_SOURCE MATERIAL:_
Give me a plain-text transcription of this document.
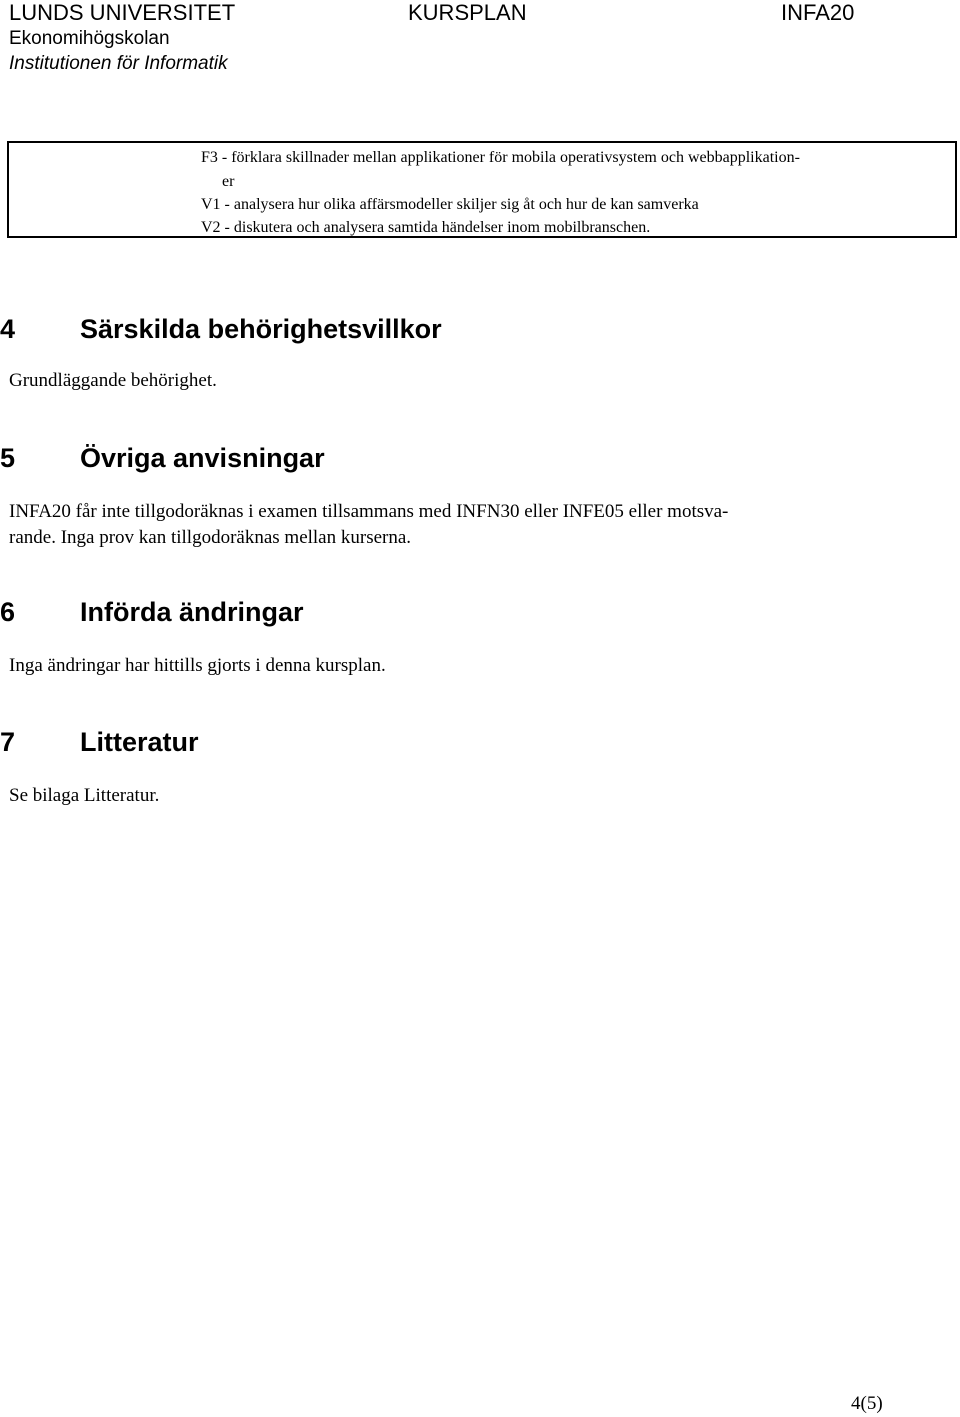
LUNDS UNIVERSITET	KURSPLAN	INFA20
Ekonomihögskolan
Institutionen för Informatik
F3 - förklara skillnader mellan applikationer för mobila operativsystem och webbapplikation-
er
V1 - analysera hur olika affärsmodeller skiljer sig åt och hur de kan samverka
V2 - diskutera och analysera samtida händelser inom mobilbranschen.
4 Särskilda behörighetsvillkor
Grundläggande behörighet.
5 Övriga anvisningar
INFA20 får inte tillgodoräknas i examen tillsammans med INFN30 eller INFE05 eller motsva-
rande. Inga prov kan tillgodoräknas mellan kurserna.
6 Införda ändringar
Inga ändringar har hittills gjorts i denna kursplan.
7 Litteratur
Se bilaga Litteratur.
4(5)
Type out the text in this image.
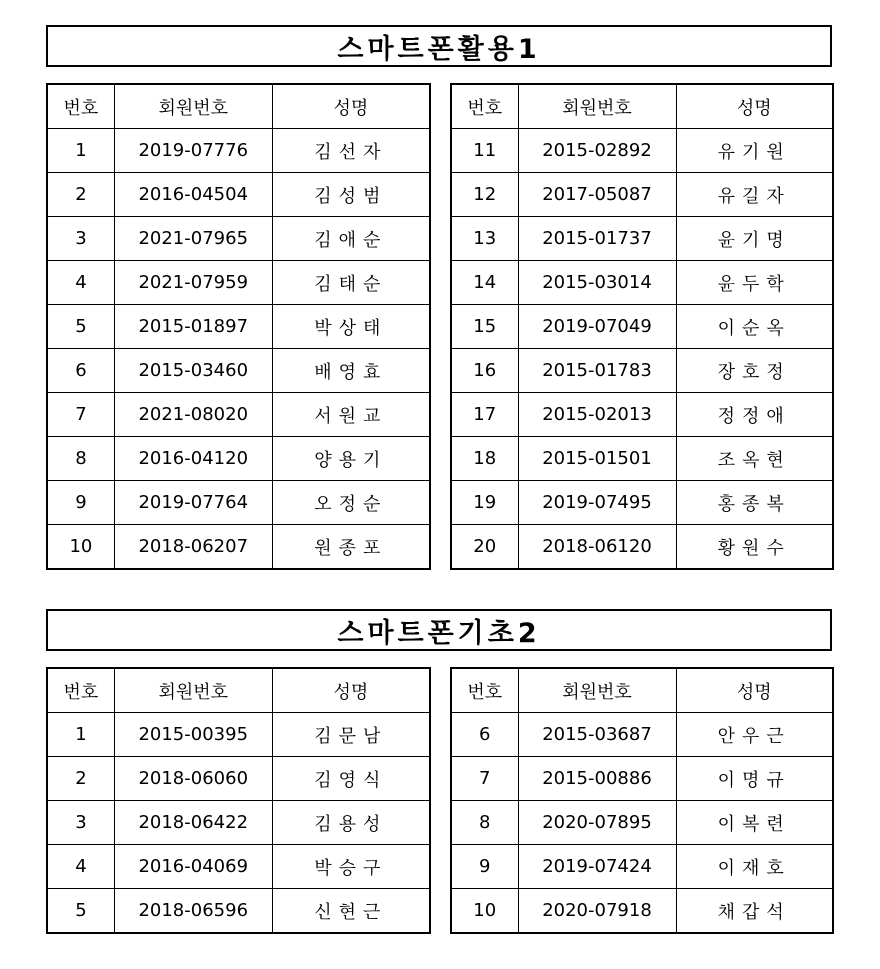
스마트폰활용1
번호	회원번호	성명
1	2019-07776	김선자
2	2016-04504	김성범
3	2021-07965	김애순
4	2021-07959	김태순
5	2015-01897	박상태
6	2015-03460	배영효
7	2021-08020	서원교
8	2016-04120	양용기
9	2019-07764	오정순
10	2018-06207	원종포
번호	회원번호	성명
11	2015-02892	유기원
12	2017-05087	유길자
13	2015-01737	윤기명
14	2015-03014	윤두학
15	2019-07049	이순옥
16	2015-01783	장호정
17	2015-02013	정정애
18	2015-01501	조옥현
19	2019-07495	홍종복
20	2018-06120	황원수
스마트폰기초2
번호	회원번호	성명
1	2015-00395	김문남
2	2018-06060	김영식
3	2018-06422	김용성
4	2016-04069	박승구
5	2018-06596	신현근
번호	회원번호	성명
6	2015-03687	안우근
7	2015-00886	이명규
8	2020-07895	이복련
9	2019-07424	이재호
10	2020-07918	채갑석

_GIVEN EXERCISE:_
Report how many lines of the data hold the string "analysera"; give only the number.

_EXERCISE OUTPUT:_
2